Data entries:
━━━━━━━━━━━━━━━━━━━━━━━━━━━━━━

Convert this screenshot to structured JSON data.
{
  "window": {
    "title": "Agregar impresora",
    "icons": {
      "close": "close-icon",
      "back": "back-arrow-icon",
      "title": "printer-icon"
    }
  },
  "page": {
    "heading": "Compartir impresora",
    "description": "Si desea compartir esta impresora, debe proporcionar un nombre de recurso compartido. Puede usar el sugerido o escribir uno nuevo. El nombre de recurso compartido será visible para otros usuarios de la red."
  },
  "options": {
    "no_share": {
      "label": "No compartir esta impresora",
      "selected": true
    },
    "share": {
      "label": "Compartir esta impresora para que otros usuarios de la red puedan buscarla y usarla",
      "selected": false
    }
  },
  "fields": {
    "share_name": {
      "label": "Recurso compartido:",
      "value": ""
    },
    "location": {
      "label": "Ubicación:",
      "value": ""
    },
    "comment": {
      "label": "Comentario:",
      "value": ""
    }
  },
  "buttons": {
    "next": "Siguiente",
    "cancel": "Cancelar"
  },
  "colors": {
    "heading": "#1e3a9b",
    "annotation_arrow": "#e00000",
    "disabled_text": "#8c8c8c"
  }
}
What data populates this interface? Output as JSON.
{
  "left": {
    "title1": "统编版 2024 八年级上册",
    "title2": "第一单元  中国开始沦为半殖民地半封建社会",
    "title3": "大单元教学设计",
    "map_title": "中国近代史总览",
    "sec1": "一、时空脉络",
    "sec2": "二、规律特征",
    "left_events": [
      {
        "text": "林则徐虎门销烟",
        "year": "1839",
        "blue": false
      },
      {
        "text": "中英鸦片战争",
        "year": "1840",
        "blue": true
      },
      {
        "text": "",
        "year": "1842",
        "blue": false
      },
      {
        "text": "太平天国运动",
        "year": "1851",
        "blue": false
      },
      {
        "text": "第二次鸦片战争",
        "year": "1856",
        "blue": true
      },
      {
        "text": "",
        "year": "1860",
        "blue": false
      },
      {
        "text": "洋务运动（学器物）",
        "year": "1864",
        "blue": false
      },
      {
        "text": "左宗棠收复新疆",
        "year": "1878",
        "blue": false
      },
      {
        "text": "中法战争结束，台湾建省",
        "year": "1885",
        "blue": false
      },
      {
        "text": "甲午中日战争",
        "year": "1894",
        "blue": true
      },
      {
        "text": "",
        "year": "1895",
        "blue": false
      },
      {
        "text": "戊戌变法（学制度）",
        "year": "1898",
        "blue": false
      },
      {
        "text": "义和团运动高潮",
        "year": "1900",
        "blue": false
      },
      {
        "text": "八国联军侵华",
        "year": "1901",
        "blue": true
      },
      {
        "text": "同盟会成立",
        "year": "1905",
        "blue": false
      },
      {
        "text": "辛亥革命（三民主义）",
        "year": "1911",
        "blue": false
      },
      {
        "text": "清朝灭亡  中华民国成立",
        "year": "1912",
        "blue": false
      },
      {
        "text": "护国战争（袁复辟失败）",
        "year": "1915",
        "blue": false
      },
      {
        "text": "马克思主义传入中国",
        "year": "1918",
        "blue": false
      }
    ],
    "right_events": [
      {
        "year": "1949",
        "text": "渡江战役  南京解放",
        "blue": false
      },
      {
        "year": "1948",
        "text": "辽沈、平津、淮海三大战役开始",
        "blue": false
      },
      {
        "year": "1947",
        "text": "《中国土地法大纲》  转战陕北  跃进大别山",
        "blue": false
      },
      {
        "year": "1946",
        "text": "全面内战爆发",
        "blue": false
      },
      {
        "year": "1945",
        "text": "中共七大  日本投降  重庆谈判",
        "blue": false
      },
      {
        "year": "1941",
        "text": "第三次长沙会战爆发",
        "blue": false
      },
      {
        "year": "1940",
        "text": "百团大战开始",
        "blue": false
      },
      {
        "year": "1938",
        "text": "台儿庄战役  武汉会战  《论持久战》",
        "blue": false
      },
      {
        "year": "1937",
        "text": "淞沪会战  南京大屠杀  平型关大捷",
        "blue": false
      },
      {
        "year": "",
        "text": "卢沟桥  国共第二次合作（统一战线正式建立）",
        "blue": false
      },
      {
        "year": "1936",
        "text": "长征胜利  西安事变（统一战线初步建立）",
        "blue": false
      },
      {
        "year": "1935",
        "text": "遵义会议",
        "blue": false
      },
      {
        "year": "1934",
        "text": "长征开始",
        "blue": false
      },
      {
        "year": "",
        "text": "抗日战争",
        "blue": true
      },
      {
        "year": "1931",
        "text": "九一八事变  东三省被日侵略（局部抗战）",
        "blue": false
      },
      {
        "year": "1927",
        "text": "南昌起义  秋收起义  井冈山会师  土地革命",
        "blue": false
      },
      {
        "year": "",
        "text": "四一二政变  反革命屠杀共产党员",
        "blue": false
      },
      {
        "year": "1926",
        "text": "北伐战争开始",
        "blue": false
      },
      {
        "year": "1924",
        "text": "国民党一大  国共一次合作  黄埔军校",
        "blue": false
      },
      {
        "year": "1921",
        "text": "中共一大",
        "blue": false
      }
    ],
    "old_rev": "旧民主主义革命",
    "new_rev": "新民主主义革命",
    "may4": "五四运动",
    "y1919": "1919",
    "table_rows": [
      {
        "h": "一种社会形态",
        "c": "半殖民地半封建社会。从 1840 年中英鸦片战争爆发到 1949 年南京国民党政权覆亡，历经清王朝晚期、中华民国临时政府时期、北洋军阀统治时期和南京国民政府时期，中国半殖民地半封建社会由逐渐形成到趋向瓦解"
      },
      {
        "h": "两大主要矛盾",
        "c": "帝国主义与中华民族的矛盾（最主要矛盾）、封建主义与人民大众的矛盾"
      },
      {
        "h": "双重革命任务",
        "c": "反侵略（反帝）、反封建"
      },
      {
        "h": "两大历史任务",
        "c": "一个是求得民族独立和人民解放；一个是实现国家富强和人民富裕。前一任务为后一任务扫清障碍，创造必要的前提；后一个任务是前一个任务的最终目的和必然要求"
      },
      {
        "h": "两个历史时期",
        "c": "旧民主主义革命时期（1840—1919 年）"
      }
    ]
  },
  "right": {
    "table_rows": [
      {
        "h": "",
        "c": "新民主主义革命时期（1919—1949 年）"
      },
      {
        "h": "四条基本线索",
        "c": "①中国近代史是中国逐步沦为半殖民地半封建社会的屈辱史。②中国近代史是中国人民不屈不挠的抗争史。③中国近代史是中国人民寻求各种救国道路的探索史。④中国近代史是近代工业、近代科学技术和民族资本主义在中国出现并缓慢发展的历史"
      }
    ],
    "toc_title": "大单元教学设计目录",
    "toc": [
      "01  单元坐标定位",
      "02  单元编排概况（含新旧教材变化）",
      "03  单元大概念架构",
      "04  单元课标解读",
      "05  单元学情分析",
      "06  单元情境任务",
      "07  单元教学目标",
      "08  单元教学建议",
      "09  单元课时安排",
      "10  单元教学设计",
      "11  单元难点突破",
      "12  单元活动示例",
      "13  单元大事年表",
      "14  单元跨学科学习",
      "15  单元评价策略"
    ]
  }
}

━━━━━━━━━━━━━━━━━━━━━━━━━━━━━━

Directions for this task
Write the number of lines containing the word "heading" and nothing besides it.

Exercise answer
2